■ Problem to solve:
Select from the records below every line that has the word "estradiol" in it.

★ ★ ★ ★ ★ ★ ★

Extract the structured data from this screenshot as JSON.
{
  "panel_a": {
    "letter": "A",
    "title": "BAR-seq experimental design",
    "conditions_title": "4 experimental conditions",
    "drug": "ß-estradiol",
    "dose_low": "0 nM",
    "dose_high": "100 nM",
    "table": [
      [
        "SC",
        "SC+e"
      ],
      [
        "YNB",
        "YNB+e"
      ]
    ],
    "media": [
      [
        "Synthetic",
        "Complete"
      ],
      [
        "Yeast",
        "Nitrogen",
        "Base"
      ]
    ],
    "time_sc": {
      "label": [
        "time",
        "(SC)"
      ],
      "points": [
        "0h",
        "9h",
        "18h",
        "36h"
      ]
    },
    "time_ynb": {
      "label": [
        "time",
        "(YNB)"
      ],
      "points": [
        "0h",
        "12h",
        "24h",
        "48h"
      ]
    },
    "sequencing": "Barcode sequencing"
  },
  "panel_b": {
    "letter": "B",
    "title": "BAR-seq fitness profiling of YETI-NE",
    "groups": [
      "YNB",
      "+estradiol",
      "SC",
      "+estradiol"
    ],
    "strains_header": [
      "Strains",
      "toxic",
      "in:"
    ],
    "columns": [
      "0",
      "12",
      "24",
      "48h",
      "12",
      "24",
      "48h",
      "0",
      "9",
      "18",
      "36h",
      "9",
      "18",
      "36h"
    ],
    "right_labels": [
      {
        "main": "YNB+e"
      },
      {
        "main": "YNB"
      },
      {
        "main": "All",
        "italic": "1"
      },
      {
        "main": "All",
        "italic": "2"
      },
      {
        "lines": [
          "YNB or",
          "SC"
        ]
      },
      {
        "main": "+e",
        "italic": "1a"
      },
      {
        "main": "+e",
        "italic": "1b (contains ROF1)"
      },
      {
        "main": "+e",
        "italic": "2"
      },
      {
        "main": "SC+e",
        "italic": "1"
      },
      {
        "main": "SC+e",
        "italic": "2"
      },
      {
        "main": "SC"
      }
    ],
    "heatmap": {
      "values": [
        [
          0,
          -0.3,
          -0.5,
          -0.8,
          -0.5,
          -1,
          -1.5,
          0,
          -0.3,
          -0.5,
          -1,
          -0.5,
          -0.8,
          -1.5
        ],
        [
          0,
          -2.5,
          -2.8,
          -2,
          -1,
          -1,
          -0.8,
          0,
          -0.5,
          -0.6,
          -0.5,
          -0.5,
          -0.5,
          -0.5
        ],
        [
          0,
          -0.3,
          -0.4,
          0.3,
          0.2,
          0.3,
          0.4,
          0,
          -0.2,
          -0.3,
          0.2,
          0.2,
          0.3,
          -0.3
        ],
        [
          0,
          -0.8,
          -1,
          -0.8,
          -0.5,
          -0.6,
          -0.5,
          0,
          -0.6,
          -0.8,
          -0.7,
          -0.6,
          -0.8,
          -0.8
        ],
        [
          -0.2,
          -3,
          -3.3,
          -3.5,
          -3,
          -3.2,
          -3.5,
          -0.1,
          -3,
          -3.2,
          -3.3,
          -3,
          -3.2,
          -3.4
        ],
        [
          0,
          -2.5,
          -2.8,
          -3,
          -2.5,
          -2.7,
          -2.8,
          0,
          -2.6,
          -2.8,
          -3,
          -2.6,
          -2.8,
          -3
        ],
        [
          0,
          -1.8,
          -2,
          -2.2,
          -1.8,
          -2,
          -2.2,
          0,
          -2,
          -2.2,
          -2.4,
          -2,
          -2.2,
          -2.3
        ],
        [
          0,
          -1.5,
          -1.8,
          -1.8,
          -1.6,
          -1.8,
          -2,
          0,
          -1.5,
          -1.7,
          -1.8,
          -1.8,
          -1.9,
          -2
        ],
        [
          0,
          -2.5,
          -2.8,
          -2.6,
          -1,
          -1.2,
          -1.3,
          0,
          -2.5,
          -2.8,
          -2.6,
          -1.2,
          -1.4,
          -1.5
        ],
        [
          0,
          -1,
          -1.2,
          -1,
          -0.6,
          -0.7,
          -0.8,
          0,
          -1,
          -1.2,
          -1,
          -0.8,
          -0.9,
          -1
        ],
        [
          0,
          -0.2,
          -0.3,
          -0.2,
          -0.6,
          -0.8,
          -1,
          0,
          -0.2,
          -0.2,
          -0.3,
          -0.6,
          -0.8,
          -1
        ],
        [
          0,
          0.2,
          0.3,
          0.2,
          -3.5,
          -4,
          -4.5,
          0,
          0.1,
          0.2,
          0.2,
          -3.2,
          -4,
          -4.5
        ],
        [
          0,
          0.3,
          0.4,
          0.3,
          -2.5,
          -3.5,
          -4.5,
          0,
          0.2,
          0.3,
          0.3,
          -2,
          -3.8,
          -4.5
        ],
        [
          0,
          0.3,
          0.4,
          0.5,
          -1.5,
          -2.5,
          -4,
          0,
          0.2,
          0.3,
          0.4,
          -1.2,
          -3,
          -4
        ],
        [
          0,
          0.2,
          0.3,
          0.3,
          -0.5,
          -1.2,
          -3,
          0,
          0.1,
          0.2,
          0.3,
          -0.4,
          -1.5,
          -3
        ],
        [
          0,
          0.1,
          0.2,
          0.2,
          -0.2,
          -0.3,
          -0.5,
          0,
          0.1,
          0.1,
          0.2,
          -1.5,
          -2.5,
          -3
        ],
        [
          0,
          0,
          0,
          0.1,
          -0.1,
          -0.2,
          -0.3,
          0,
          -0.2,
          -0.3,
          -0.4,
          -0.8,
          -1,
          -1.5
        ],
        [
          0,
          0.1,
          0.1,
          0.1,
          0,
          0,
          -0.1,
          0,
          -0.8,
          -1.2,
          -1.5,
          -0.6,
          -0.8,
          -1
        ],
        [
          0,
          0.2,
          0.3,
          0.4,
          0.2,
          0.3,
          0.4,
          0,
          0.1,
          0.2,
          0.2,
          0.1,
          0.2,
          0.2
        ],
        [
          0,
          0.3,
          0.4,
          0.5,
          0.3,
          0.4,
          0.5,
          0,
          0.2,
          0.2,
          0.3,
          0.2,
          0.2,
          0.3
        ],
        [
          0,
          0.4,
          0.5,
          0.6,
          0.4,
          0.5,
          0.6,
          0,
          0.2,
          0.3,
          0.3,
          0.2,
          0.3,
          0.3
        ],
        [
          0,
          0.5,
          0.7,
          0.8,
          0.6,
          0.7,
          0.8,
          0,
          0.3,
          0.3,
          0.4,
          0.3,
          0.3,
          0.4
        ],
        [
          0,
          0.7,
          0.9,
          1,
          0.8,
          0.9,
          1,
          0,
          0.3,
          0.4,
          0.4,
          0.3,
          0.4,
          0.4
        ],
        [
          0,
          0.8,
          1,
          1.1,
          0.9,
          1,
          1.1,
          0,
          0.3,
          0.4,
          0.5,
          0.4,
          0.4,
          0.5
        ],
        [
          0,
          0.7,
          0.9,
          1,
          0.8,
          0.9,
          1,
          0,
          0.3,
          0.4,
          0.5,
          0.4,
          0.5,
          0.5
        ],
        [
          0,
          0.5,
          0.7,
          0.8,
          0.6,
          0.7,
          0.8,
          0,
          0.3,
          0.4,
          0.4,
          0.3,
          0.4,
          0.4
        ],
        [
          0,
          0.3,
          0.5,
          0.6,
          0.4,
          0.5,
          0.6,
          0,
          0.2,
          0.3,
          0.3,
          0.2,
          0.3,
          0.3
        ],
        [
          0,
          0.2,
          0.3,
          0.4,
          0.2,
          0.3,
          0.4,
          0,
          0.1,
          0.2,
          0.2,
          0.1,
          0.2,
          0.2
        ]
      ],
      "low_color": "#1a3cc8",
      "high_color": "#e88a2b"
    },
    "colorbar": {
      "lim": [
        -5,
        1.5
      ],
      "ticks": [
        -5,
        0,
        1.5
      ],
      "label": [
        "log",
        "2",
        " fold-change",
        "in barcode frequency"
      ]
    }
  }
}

★ ★ ★ ★ ★ ★ ★

■ Task response:
    "drug": "ß-estradiol",
      "+estradiol",
      "+estradiol"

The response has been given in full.